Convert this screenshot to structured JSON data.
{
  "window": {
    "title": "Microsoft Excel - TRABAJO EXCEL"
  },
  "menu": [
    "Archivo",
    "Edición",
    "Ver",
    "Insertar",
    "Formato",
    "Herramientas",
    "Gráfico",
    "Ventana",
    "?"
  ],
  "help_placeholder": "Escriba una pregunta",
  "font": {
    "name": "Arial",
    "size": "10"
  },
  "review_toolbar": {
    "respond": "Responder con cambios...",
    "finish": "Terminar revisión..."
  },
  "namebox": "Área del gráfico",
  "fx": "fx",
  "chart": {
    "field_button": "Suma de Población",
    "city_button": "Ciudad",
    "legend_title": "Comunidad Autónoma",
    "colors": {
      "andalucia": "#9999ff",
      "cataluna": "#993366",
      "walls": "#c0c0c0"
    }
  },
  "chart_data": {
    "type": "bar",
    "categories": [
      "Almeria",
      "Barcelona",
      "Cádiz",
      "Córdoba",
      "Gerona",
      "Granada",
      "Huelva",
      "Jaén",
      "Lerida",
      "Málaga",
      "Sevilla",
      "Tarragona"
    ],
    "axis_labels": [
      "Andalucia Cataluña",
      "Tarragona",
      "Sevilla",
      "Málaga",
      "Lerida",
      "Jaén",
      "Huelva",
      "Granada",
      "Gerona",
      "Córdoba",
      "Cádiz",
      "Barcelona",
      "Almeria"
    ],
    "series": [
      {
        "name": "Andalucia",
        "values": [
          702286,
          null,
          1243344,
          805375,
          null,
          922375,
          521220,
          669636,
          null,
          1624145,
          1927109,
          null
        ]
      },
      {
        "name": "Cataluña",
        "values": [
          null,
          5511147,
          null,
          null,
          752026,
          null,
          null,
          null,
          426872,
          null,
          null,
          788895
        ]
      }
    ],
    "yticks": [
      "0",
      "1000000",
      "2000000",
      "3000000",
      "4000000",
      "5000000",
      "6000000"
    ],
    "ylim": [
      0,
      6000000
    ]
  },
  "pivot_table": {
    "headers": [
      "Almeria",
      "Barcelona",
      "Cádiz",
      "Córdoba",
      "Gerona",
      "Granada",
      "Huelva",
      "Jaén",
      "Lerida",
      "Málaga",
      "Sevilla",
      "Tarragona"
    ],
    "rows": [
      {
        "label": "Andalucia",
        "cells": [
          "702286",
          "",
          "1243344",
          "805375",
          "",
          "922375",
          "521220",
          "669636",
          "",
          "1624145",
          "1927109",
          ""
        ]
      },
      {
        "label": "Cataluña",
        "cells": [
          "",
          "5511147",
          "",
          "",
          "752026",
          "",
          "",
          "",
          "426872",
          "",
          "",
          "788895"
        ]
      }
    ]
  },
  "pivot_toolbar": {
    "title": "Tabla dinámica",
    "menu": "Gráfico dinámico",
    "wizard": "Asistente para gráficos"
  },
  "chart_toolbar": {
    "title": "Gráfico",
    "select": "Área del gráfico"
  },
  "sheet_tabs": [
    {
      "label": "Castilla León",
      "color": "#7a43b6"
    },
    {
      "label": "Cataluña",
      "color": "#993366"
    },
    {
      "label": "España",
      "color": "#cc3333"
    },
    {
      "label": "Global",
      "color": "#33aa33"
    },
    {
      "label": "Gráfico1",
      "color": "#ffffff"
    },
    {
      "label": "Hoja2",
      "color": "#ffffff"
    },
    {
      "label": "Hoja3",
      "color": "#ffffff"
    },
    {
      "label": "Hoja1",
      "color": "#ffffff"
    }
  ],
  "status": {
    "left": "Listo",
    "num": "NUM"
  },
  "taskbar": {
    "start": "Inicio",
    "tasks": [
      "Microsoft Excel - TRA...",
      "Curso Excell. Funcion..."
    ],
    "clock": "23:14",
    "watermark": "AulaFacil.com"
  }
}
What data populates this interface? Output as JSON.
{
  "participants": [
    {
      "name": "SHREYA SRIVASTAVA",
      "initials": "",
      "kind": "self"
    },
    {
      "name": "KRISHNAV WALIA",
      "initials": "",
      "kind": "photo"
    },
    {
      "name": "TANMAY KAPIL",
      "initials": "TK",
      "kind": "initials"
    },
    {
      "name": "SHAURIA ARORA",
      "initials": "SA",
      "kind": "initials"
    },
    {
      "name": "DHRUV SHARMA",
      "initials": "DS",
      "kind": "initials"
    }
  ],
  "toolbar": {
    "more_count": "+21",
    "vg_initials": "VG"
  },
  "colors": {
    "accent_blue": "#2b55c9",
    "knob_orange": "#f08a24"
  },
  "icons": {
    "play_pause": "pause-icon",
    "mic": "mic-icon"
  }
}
┄┄┄┄┄┄
Read through the entries and copy every line that includes "Microsoft".

    "title": "Microsoft Excel - TRABAJO EXCEL"
      "Microsoft Excel - TRA...",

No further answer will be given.